| TASK REQUIREMENTS |
Retype the material word for word.

| DATA FOR PROCESSING |
▼
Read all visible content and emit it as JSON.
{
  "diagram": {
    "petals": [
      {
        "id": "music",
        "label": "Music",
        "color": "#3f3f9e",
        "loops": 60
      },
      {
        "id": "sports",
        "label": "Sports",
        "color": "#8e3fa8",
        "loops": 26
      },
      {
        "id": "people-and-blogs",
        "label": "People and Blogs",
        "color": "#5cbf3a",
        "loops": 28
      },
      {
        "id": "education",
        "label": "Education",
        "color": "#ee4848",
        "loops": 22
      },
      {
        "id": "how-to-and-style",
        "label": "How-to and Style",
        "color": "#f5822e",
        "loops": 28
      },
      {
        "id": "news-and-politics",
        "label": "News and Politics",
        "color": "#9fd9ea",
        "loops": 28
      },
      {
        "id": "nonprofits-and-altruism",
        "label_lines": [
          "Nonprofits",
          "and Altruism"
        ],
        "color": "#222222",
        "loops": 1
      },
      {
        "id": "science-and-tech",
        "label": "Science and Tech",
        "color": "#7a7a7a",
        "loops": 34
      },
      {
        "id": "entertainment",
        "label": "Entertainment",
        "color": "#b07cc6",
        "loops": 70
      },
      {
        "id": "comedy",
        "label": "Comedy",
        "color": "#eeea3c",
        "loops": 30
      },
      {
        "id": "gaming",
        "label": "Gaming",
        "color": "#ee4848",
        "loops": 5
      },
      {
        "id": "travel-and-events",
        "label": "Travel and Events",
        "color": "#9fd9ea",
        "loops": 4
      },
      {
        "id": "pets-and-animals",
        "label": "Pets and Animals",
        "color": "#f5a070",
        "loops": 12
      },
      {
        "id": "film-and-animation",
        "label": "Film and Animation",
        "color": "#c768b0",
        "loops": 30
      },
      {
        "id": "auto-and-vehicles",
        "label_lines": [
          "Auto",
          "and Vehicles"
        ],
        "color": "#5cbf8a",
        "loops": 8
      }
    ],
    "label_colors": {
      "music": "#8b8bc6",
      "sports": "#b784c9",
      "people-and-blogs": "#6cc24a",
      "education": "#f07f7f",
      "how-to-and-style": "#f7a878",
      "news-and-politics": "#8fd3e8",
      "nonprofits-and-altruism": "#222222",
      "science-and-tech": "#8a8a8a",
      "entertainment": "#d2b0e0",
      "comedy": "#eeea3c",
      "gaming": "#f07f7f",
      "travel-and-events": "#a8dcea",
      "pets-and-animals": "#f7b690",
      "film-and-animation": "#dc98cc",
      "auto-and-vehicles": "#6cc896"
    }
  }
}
▲
| THE SOLUTION |
Read all visible content and emit it as JSON.
{
  "diagram": {
    "petals": [
      {
        "id": "music",
        "label": "Music",
        "color": "#3f3f9e",
        "loops": 60
      },
      {
        "id": "sports",
        "label": "Sports",
        "color": "#8e3fa8",
        "loops": 26
      },
      {
        "id": "people-and-blogs",
        "label": "People and Blogs",
        "color": "#5cbf3a",
        "loops": 28
      },
      {
        "id": "education",
        "label": "Education",
        "color": "#ee4848",
        "loops": 22
      },
      {
        "id": "how-to-and-style",
        "label": "How-to and Style",
        "color": "#f5822e",
        "loops": 28
      },
      {
        "id": "news-and-politics",
        "label": "News and Politics",
        "color": "#9fd9ea",
        "loops": 28
      },
      {
        "id": "nonprofits-and-altruism",
        "label_lines": [
          "Nonprofits",
          "and Altruism"
        ],
        "color": "#222222",
        "loops": 1
      },
      {
        "id": "science-and-tech",
        "label": "Science and Tech",
        "color": "#7a7a7a",
        "loops": 34
      },
      {
        "id": "entertainment",
        "label": "Entertainment",
        "color": "#b07cc6",
        "loops": 70
      },
      {
        "id": "comedy",
        "label": "Comedy",
        "color": "#eeea3c",
        "loops": 30
      },
      {
        "id": "gaming",
        "label": "Gaming",
        "color": "#ee4848",
        "loops": 5
      },
      {
        "id": "travel-and-events",
        "label": "Travel and Events",
        "color": "#9fd9ea",
        "loops": 4
      },
      {
        "id": "pets-and-animals",
        "label": "Pets and Animals",
        "color": "#f5a070",
        "loops": 12
      },
      {
        "id": "film-and-animation",
        "label": "Film and Animation",
        "color": "#c768b0",
        "loops": 30
      },
      {
        "id": "auto-and-vehicles",
        "label_lines": [
          "Auto",
          "and Vehicles"
        ],
        "color": "#5cbf8a",
        "loops": 8
      }
    ],
    "label_colors": {
      "music": "#8b8bc6",
      "sports": "#b784c9",
      "people-and-blogs": "#6cc24a",
      "education": "#f07f7f",
      "how-to-and-style": "#f7a878",
      "news-and-politics": "#8fd3e8",
      "nonprofits-and-altruism": "#222222",
      "science-and-tech": "#8a8a8a",
      "entertainment": "#d2b0e0",
      "comedy": "#eeea3c",
      "gaming": "#f07f7f",
      "travel-and-events": "#a8dcea",
      "pets-and-animals": "#f7b690",
      "film-and-animation": "#dc98cc",
      "auto-and-vehicles": "#6cc896"
    }
  }
}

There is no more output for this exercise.